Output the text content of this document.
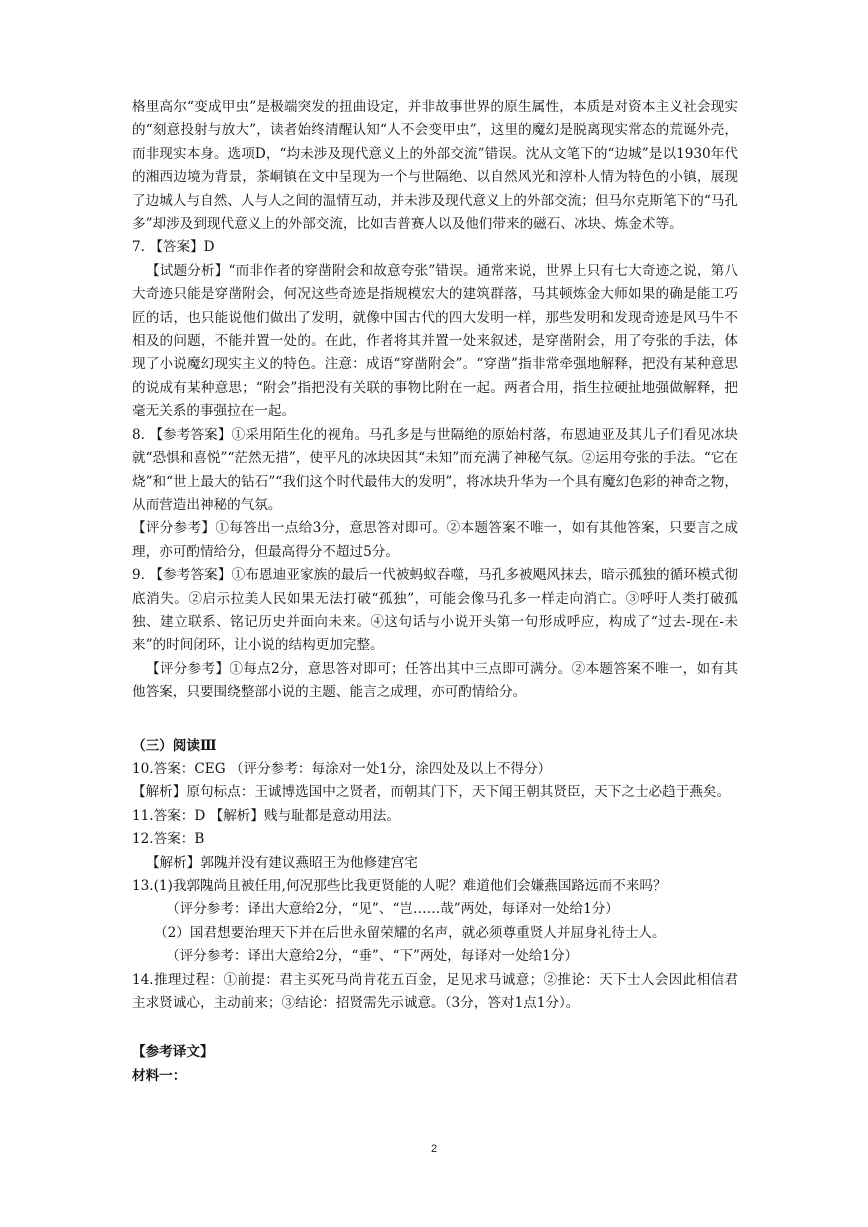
格里高尔“变成甲虫”是极端突发的扭曲设定，并非故事世界的原生属性，本质是对资本主义社会现实的“刻意投射与放大”，读者始终清醒认知“人不会变甲虫”，这里的魔幻是脱离现实常态的荒诞外壳，而非现实本身。选项D，“均未涉及现代意义上的外部交流”错误。沈从文笔下的“边城”是以1930年代的湘西边境为背景，茶峒镇在文中呈现为一个与世隔绝、以自然风光和淳朴人情为特色的小镇，展现了边城人与自然、人与人之间的温情互动，并未涉及现代意义上的外部交流；但马尔克斯笔下的“马孔多”却涉及到现代意义上的外部交流，比如吉普赛人以及他们带来的磁石、冰块、炼金术等。

7. 【答案】D

【试题分析】“而非作者的穿凿附会和故意夸张”错误。通常来说，世界上只有七大奇迹之说，第八大奇迹只能是穿凿附会，何况这些奇迹是指规模宏大的建筑群落，马其顿炼金大师如果的确是能工巧匠的话，也只能说他们做出了发明，就像中国古代的四大发明一样，那些发明和发现奇迹是风马牛不相及的问题，不能并置一处的。在此，作者将其并置一处来叙述，是穿凿附会，用了夸张的手法，体现了小说魔幻现实主义的特色。注意：成语“穿凿附会”。“穿凿”指非常牵强地解释，把没有某种意思的说成有某种意思；“附会”指把没有关联的事物比附在一起。两者合用，指生拉硬扯地强做解释，把毫无关系的事强拉在一起。

8. 【参考答案】①采用陌生化的视角。马孔多是与世隔绝的原始村落，布恩迪亚及其儿子们看见冰块就“恐惧和喜悦”“茫然无措”，使平凡的冰块因其“未知”而充满了神秘气氛。②运用夸张的手法。“它在烧”和“世上最大的钻石”“我们这个时代最伟大的发明”，将冰块升华为一个具有魔幻色彩的神奇之物，从而营造出神秘的气氛。

【评分参考】①每答出一点给3分，意思答对即可。②本题答案不唯一，如有其他答案，只要言之成理，亦可酌情给分，但最高得分不超过5分。

9. 【参考答案】①布恩迪亚家族的最后一代被蚂蚁吞噬，马孔多被飓风抹去，暗示孤独的循环模式彻底消失。②启示拉美人民如果无法打破“孤独”，可能会像马孔多一样走向消亡。③呼吁人类打破孤独、建立联系、铭记历史并面向未来。④这句话与小说开头第一句形成呼应，构成了“过去-现在-未来”的时间闭环，让小说的结构更加完整。

【评分参考】①每点2分，意思答对即可；任答出其中三点即可满分。②本题答案不唯一，如有其他答案，只要围绕整部小说的主题、能言之成理，亦可酌情给分。

（三）阅读Ⅲ

10.答案：CEG （评分参考：每涂对一处1分，涂四处及以上不得分）

【解析】原句标点：王诚博选国中之贤者，而朝其门下，天下闻王朝其贤臣，天下之士必趋于燕矣。

11.答案：D 【解析】贱与耻都是意动用法。

12.答案：B

【解析】郭隗并没有建议燕昭王为他修建宫宅

13.(1)我郭隗尚且被任用,何况那些比我更贤能的人呢？难道他们会嫌燕国路远而不来吗？

（评分参考：译出大意给2分，“见”、“岂……哉”两处，每译对一处给1分）

（2）国君想要治理天下并在后世永留荣耀的名声，就必须尊重贤人并屈身礼待士人。

（评分参考：译出大意给2分，“垂”、“下”两处，每译对一处给1分）

14.推理过程：①前提：君主买死马尚肯花五百金，足见求马诚意；②推论：天下士人会因此相信君主求贤诚心，主动前来；③结论：招贤需先示诚意。（3分，答对1点1分）。

【参考译文】

材料一：

2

SET PROBLEM:
The answer must consist solely of the number of lines in the entries that contain the word "意思答对即可".

WRITTEN SOLUTION:
2